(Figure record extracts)
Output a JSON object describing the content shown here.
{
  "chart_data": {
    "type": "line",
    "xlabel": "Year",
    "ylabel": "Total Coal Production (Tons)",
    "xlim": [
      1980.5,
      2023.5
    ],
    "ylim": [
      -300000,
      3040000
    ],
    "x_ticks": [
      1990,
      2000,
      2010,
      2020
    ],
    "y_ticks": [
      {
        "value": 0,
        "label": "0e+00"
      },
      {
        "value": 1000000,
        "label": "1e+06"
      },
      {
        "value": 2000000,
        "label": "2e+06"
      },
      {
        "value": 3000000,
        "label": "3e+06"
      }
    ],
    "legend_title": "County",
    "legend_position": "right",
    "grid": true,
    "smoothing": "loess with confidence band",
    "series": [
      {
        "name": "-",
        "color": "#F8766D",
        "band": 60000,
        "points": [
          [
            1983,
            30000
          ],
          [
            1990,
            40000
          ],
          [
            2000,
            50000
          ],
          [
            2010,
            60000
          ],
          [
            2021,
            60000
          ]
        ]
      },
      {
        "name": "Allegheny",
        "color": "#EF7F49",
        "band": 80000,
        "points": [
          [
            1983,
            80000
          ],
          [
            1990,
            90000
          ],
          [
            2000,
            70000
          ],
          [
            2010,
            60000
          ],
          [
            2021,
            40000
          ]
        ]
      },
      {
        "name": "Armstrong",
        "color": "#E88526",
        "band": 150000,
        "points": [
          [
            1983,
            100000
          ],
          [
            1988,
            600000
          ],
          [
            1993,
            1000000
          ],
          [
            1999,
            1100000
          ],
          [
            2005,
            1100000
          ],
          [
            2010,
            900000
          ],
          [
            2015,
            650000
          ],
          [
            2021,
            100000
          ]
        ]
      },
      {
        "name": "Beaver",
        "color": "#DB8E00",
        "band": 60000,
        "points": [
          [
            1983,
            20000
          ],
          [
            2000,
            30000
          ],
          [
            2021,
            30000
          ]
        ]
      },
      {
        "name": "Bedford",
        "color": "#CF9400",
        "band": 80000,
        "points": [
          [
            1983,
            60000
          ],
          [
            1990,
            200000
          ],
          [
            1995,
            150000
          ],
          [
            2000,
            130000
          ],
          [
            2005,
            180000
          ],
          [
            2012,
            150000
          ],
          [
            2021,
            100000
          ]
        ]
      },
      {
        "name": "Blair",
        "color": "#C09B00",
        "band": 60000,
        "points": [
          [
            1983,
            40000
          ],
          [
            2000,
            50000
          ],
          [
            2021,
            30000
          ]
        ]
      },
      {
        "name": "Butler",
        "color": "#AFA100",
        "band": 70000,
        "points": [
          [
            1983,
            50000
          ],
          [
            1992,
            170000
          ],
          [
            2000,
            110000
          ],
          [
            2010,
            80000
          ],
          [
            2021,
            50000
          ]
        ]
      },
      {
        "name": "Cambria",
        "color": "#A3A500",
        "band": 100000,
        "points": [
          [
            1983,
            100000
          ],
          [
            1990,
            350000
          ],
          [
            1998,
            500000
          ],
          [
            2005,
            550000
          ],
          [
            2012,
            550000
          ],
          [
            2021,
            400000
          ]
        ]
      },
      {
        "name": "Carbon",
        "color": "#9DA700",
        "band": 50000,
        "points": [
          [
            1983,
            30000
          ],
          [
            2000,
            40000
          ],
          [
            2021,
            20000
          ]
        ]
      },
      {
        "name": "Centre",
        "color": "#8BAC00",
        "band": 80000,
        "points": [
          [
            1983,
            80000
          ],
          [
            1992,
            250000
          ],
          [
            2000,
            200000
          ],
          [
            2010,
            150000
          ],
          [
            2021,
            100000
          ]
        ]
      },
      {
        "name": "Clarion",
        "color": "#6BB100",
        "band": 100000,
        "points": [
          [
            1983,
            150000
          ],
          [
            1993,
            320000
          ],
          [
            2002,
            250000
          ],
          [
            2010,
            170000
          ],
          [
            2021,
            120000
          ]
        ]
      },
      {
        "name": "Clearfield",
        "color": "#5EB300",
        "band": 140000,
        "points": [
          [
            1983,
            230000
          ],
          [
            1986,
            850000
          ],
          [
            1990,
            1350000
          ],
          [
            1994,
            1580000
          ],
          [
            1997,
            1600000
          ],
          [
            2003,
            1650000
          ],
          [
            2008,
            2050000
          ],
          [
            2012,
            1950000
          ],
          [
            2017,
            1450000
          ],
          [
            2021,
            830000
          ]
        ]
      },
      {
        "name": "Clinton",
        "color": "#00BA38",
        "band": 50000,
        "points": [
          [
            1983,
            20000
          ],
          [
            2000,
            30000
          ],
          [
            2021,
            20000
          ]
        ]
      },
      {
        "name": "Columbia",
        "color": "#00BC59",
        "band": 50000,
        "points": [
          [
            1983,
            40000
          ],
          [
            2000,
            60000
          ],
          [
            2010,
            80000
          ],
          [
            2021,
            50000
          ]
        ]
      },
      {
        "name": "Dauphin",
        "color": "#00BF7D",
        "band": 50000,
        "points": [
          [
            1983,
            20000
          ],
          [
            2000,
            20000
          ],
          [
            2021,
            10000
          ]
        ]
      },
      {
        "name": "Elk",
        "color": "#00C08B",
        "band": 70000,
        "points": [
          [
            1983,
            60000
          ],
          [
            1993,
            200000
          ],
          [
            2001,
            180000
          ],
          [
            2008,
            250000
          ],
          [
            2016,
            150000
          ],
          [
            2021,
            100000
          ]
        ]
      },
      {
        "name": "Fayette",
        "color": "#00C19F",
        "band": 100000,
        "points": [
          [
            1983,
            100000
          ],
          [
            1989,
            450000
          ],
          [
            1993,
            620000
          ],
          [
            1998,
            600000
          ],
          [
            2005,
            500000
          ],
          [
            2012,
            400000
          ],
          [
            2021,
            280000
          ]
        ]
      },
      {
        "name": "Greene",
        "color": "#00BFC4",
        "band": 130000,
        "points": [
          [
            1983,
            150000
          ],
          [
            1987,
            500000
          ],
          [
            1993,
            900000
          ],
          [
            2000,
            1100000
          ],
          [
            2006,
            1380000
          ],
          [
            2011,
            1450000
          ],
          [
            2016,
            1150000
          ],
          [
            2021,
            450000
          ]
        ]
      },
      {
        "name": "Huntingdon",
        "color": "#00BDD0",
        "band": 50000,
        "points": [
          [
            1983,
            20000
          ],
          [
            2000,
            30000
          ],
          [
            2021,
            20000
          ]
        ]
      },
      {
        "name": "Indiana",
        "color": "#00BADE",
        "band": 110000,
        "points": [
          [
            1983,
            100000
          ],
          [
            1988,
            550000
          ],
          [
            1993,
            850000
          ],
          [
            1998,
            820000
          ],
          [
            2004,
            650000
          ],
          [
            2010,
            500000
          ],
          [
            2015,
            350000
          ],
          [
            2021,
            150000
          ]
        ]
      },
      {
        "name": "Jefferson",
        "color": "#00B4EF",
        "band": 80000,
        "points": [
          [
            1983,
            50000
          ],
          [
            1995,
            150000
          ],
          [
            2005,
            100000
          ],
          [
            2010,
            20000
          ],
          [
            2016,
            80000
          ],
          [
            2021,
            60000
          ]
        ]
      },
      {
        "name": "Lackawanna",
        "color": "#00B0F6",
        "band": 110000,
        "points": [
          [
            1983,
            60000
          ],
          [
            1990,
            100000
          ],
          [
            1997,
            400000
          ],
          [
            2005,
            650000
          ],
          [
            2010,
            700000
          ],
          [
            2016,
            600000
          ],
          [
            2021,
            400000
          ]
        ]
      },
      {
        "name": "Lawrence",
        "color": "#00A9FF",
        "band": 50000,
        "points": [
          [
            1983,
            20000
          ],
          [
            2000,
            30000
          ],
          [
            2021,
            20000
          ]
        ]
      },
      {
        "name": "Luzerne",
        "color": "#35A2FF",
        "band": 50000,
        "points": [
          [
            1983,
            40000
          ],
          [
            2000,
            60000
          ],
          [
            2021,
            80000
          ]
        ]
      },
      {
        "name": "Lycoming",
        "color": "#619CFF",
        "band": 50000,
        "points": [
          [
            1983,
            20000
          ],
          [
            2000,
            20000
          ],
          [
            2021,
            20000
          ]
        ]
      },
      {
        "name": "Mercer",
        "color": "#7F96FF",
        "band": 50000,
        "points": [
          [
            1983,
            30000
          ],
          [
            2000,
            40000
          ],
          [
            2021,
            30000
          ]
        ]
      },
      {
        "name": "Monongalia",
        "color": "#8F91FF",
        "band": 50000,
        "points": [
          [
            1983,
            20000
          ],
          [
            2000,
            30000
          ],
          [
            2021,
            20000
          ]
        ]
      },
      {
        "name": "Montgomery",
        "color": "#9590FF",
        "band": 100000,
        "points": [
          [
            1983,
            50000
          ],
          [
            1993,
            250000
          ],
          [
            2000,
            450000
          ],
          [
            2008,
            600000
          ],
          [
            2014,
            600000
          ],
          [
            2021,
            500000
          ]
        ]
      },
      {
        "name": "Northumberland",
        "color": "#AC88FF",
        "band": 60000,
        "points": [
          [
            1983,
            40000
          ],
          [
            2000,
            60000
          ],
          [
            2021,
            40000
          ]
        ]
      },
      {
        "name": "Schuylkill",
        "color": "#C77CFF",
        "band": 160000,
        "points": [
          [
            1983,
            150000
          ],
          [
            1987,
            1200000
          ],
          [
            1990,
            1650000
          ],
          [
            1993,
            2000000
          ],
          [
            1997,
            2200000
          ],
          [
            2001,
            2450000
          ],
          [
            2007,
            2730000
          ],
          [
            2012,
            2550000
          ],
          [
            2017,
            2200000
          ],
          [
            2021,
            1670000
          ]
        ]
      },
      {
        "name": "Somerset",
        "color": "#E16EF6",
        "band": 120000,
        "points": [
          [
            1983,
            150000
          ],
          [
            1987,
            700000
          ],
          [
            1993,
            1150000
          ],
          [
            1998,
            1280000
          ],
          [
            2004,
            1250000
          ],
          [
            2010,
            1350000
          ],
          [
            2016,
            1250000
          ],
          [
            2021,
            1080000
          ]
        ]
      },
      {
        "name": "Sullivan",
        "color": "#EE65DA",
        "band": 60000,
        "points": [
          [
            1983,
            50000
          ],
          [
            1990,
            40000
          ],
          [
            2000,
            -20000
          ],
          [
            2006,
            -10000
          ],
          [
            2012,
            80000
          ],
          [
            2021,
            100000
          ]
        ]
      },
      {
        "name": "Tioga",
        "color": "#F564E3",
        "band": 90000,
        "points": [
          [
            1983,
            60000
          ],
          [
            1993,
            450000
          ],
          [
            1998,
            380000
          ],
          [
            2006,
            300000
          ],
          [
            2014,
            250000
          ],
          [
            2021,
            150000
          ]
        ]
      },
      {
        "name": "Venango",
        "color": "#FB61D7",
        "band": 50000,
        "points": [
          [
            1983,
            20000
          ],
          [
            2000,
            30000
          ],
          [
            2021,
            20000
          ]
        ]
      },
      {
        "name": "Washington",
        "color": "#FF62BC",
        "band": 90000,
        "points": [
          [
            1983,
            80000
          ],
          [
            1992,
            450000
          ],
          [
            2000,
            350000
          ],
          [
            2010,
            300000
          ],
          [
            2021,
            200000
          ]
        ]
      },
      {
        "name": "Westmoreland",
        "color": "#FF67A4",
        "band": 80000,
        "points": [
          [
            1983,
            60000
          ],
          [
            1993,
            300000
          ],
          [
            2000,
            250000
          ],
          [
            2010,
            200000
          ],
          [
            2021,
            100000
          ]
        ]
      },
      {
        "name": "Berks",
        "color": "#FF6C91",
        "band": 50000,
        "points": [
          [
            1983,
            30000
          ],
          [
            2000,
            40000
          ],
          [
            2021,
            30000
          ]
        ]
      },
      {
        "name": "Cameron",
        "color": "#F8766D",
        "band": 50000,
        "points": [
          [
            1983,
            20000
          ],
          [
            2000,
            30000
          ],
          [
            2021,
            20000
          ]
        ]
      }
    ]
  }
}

— JOB —
Using the listing above, pick out each line that contains the word "value", then copy it.

— COMPLETED EXERCISE —
        "value": 0,
        "value": 1000000,
        "value": 2000000,
        "value": 3000000,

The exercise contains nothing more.